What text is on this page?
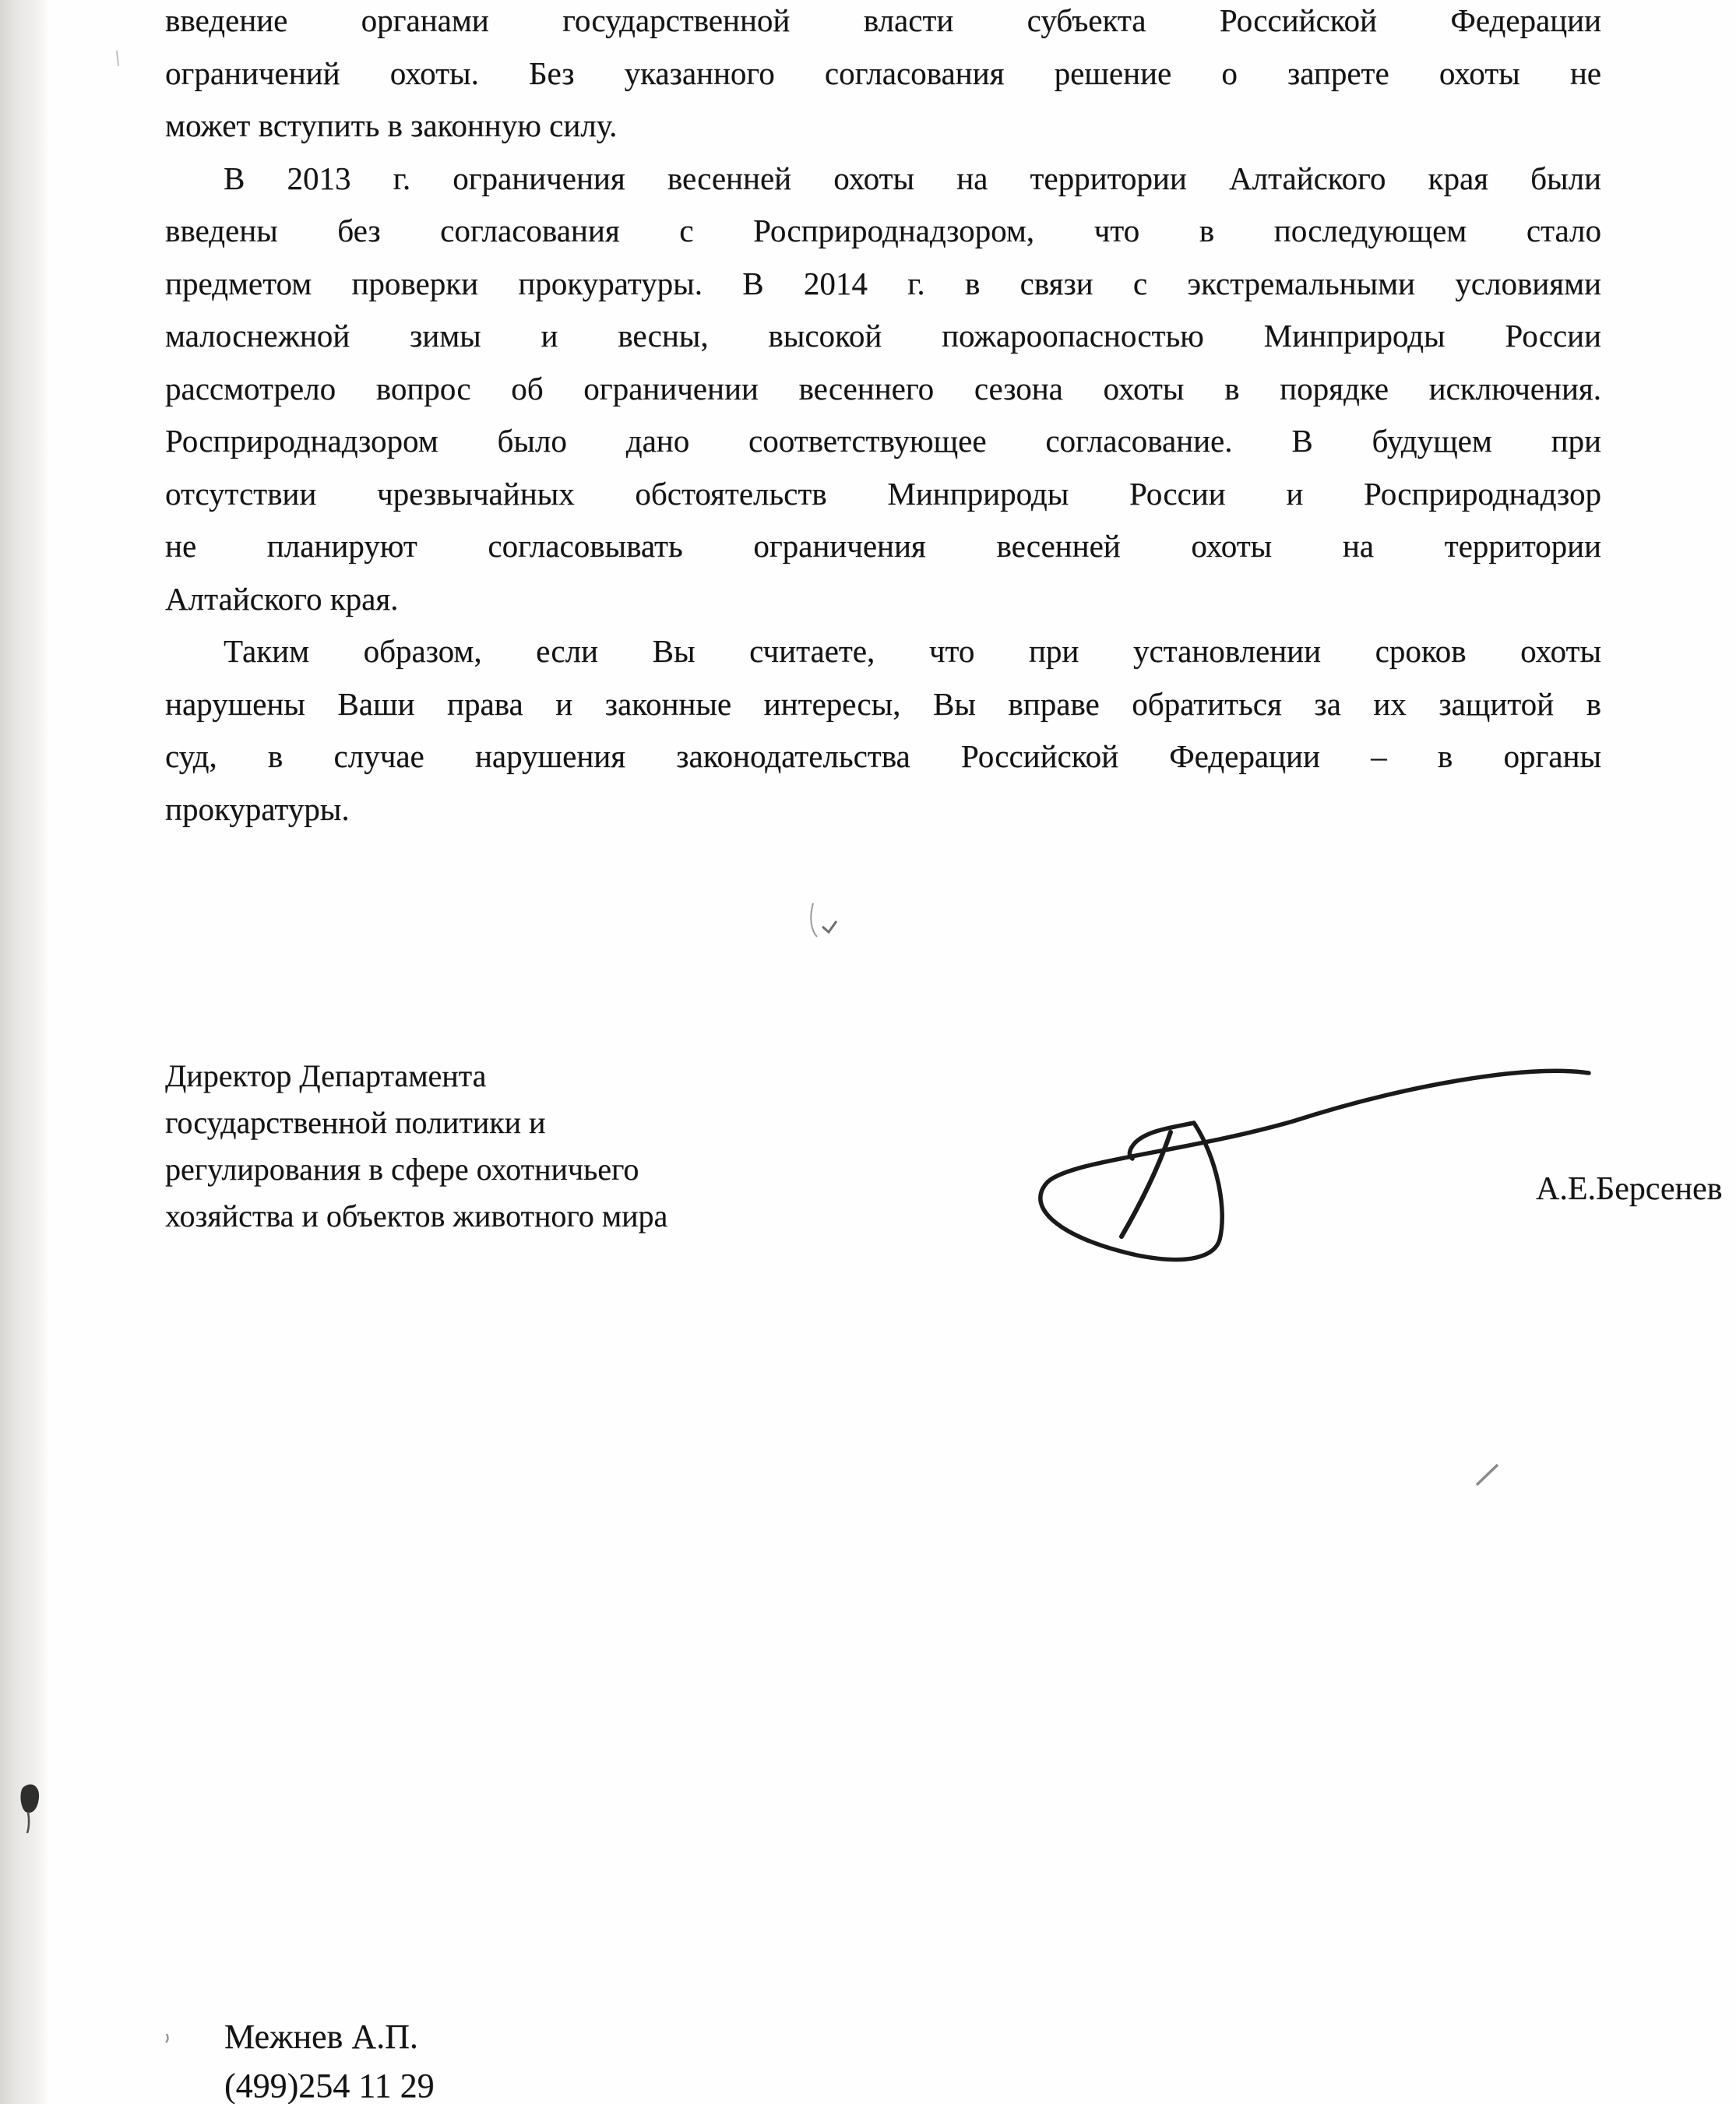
введение органами государственной власти субъекта Российской Федерации
ограничений охоты. Без указанного согласования решение о запрете охоты не
может вступить в законную силу.
В 2013 г. ограничения весенней охоты на территории Алтайского края были
введены без согласования с Росприроднадзором, что в последующем стало
предметом проверки прокуратуры. В 2014 г. в связи с экстремальными условиями
малоснежной зимы и весны, высокой пожароопасностью Минприроды России
рассмотрело вопрос об ограничении весеннего сезона охоты в порядке исключения.
Росприроднадзором было дано соответствующее согласование. В будущем при
отсутствии чрезвычайных обстоятельств Минприроды России и Росприроднадзор
не планируют согласовывать ограничения весенней охоты на территории
Алтайского края.
Таким образом, если Вы считаете, что при установлении сроков охоты
нарушены Ваши права и законные интересы, Вы вправе обратиться за их защитой в
суд, в случае нарушения законодательства Российской Федерации – в органы
прокуратуры.
Директор Департамента
государственной политики и
регулирования в сфере охотничьего
хозяйства и объектов животного мира
А.Е.Берсенев
Межнев А.П.
(499)254 11 29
____________________
Instructions for the task
Images should not appear in the copy; retype the listing above exactly.

Solved exercise
What text is on this page?
введение органами государственной власти субъекта Российской Федерации
ограничений охоты. Без указанного согласования решение о запрете охоты не
может вступить в законную силу.
В 2013 г. ограничения весенней охоты на территории Алтайского края были
введены без согласования с Росприроднадзором, что в последующем стало
предметом проверки прокуратуры. В 2014 г. в связи с экстремальными условиями
малоснежной зимы и весны, высокой пожароопасностью Минприроды России
рассмотрело вопрос об ограничении весеннего сезона охоты в порядке исключения.
Росприроднадзором было дано соответствующее согласование. В будущем при
отсутствии чрезвычайных обстоятельств Минприроды России и Росприроднадзор
не планируют согласовывать ограничения весенней охоты на территории
Алтайского края.
Таким образом, если Вы считаете, что при установлении сроков охоты
нарушены Ваши права и законные интересы, Вы вправе обратиться за их защитой в
суд, в случае нарушения законодательства Российской Федерации – в органы
прокуратуры.
Директор Департамента
государственной политики и
регулирования в сфере охотничьего
хозяйства и объектов животного мира
А.Е.Берсенев
Межнев А.П.
(499)254 11 29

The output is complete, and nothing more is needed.